■ WHAT YOU NEED TO DO ■
Return every entry exactly.

>> Begin PROVIDED RECORDS

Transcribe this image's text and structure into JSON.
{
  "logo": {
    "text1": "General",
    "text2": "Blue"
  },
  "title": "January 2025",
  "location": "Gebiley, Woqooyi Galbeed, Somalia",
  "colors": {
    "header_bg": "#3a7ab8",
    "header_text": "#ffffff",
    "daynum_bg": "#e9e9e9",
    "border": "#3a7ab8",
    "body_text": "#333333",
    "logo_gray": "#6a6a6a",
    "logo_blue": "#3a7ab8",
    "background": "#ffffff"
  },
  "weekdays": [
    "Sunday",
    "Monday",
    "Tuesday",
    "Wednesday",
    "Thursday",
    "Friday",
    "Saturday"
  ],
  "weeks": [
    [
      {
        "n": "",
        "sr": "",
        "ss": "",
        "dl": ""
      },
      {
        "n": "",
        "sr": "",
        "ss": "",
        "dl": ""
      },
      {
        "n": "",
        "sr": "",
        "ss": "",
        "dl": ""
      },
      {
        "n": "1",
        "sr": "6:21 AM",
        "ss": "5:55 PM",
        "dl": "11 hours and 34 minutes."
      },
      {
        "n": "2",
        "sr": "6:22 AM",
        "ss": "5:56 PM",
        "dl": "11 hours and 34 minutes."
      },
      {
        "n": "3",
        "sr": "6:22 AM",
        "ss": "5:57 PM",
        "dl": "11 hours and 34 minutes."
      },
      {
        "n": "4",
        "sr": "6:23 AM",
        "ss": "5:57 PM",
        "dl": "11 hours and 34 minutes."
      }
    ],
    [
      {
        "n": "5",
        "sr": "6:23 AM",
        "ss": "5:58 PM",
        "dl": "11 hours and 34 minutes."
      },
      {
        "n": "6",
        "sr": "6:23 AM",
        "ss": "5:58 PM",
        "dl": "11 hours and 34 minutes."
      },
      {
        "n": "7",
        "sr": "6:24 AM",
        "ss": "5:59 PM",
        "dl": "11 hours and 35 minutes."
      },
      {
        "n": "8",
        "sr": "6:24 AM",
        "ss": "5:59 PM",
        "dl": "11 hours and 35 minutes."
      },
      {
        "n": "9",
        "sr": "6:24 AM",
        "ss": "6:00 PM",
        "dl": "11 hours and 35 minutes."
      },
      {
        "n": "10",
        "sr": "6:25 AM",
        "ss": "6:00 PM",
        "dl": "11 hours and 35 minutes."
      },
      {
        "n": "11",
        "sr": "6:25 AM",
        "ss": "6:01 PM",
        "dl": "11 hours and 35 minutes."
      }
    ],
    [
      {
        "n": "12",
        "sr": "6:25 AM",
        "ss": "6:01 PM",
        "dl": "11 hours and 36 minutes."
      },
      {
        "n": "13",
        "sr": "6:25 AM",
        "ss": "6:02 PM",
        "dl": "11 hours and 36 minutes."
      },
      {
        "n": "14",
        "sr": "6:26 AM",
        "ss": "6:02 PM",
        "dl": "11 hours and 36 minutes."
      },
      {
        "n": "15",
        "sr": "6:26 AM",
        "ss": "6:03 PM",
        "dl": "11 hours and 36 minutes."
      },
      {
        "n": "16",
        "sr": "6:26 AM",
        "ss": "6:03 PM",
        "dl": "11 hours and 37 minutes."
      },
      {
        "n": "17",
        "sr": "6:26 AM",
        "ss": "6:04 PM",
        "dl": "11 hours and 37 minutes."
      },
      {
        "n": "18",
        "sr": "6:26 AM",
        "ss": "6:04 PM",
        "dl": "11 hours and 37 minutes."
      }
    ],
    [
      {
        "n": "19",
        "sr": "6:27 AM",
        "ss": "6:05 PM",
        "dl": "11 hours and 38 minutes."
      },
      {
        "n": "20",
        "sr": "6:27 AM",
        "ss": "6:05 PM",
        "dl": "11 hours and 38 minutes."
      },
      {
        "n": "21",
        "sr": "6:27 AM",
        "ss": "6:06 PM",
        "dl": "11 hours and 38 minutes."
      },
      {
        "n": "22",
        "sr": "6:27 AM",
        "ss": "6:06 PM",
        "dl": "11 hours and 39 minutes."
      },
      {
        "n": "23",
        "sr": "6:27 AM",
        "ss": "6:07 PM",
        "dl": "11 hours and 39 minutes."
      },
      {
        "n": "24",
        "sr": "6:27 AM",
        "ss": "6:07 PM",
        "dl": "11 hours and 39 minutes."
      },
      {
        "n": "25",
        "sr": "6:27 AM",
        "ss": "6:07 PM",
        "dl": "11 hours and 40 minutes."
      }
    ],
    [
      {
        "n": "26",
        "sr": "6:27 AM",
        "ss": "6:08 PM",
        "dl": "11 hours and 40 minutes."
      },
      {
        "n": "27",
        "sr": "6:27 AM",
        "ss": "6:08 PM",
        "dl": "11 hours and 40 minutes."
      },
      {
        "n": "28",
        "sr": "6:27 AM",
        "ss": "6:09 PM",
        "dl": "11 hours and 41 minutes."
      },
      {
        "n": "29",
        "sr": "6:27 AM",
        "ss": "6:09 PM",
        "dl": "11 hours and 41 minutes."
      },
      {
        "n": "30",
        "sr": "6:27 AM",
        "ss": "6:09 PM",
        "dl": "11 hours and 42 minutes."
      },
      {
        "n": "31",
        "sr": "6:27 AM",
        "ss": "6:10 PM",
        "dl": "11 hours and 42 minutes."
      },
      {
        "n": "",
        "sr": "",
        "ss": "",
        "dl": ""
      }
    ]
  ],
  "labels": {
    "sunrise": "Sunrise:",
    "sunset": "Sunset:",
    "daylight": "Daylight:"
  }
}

>> End PROVIDED RECORDS

■ ANSWER TO THIS TASK ■
Transcribe this image's text and structure into JSON.
{
  "logo": {
    "text1": "General",
    "text2": "Blue"
  },
  "title": "January 2025",
  "location": "Gebiley, Woqooyi Galbeed, Somalia",
  "colors": {
    "header_bg": "#3a7ab8",
    "header_text": "#ffffff",
    "daynum_bg": "#e9e9e9",
    "border": "#3a7ab8",
    "body_text": "#333333",
    "logo_gray": "#6a6a6a",
    "logo_blue": "#3a7ab8",
    "background": "#ffffff"
  },
  "weekdays": [
    "Sunday",
    "Monday",
    "Tuesday",
    "Wednesday",
    "Thursday",
    "Friday",
    "Saturday"
  ],
  "weeks": [
    [
      {
        "n": "",
        "sr": "",
        "ss": "",
        "dl": ""
      },
      {
        "n": "",
        "sr": "",
        "ss": "",
        "dl": ""
      },
      {
        "n": "",
        "sr": "",
        "ss": "",
        "dl": ""
      },
      {
        "n": "1",
        "sr": "6:21 AM",
        "ss": "5:55 PM",
        "dl": "11 hours and 34 minutes."
      },
      {
        "n": "2",
        "sr": "6:22 AM",
        "ss": "5:56 PM",
        "dl": "11 hours and 34 minutes."
      },
      {
        "n": "3",
        "sr": "6:22 AM",
        "ss": "5:57 PM",
        "dl": "11 hours and 34 minutes."
      },
      {
        "n": "4",
        "sr": "6:23 AM",
        "ss": "5:57 PM",
        "dl": "11 hours and 34 minutes."
      }
    ],
    [
      {
        "n": "5",
        "sr": "6:23 AM",
        "ss": "5:58 PM",
        "dl": "11 hours and 34 minutes."
      },
      {
        "n": "6",
        "sr": "6:23 AM",
        "ss": "5:58 PM",
        "dl": "11 hours and 34 minutes."
      },
      {
        "n": "7",
        "sr": "6:24 AM",
        "ss": "5:59 PM",
        "dl": "11 hours and 35 minutes."
      },
      {
        "n": "8",
        "sr": "6:24 AM",
        "ss": "5:59 PM",
        "dl": "11 hours and 35 minutes."
      },
      {
        "n": "9",
        "sr": "6:24 AM",
        "ss": "6:00 PM",
        "dl": "11 hours and 35 minutes."
      },
      {
        "n": "10",
        "sr": "6:25 AM",
        "ss": "6:00 PM",
        "dl": "11 hours and 35 minutes."
      },
      {
        "n": "11",
        "sr": "6:25 AM",
        "ss": "6:01 PM",
        "dl": "11 hours and 35 minutes."
      }
    ],
    [
      {
        "n": "12",
        "sr": "6:25 AM",
        "ss": "6:01 PM",
        "dl": "11 hours and 36 minutes."
      },
      {
        "n": "13",
        "sr": "6:25 AM",
        "ss": "6:02 PM",
        "dl": "11 hours and 36 minutes."
      },
      {
        "n": "14",
        "sr": "6:26 AM",
        "ss": "6:02 PM",
        "dl": "11 hours and 36 minutes."
      },
      {
        "n": "15",
        "sr": "6:26 AM",
        "ss": "6:03 PM",
        "dl": "11 hours and 36 minutes."
      },
      {
        "n": "16",
        "sr": "6:26 AM",
        "ss": "6:03 PM",
        "dl": "11 hours and 37 minutes."
      },
      {
        "n": "17",
        "sr": "6:26 AM",
        "ss": "6:04 PM",
        "dl": "11 hours and 37 minutes."
      },
      {
        "n": "18",
        "sr": "6:26 AM",
        "ss": "6:04 PM",
        "dl": "11 hours and 37 minutes."
      }
    ],
    [
      {
        "n": "19",
        "sr": "6:27 AM",
        "ss": "6:05 PM",
        "dl": "11 hours and 38 minutes."
      },
      {
        "n": "20",
        "sr": "6:27 AM",
        "ss": "6:05 PM",
        "dl": "11 hours and 38 minutes."
      },
      {
        "n": "21",
        "sr": "6:27 AM",
        "ss": "6:06 PM",
        "dl": "11 hours and 38 minutes."
      },
      {
        "n": "22",
        "sr": "6:27 AM",
        "ss": "6:06 PM",
        "dl": "11 hours and 39 minutes."
      },
      {
        "n": "23",
        "sr": "6:27 AM",
        "ss": "6:07 PM",
        "dl": "11 hours and 39 minutes."
      },
      {
        "n": "24",
        "sr": "6:27 AM",
        "ss": "6:07 PM",
        "dl": "11 hours and 39 minutes."
      },
      {
        "n": "25",
        "sr": "6:27 AM",
        "ss": "6:07 PM",
        "dl": "11 hours and 40 minutes."
      }
    ],
    [
      {
        "n": "26",
        "sr": "6:27 AM",
        "ss": "6:08 PM",
        "dl": "11 hours and 40 minutes."
      },
      {
        "n": "27",
        "sr": "6:27 AM",
        "ss": "6:08 PM",
        "dl": "11 hours and 40 minutes."
      },
      {
        "n": "28",
        "sr": "6:27 AM",
        "ss": "6:09 PM",
        "dl": "11 hours and 41 minutes."
      },
      {
        "n": "29",
        "sr": "6:27 AM",
        "ss": "6:09 PM",
        "dl": "11 hours and 41 minutes."
      },
      {
        "n": "30",
        "sr": "6:27 AM",
        "ss": "6:09 PM",
        "dl": "11 hours and 42 minutes."
      },
      {
        "n": "31",
        "sr": "6:27 AM",
        "ss": "6:10 PM",
        "dl": "11 hours and 42 minutes."
      },
      {
        "n": "",
        "sr": "",
        "ss": "",
        "dl": ""
      }
    ]
  ],
  "labels": {
    "sunrise": "Sunrise:",
    "sunset": "Sunset:",
    "daylight": "Daylight:"
  }
}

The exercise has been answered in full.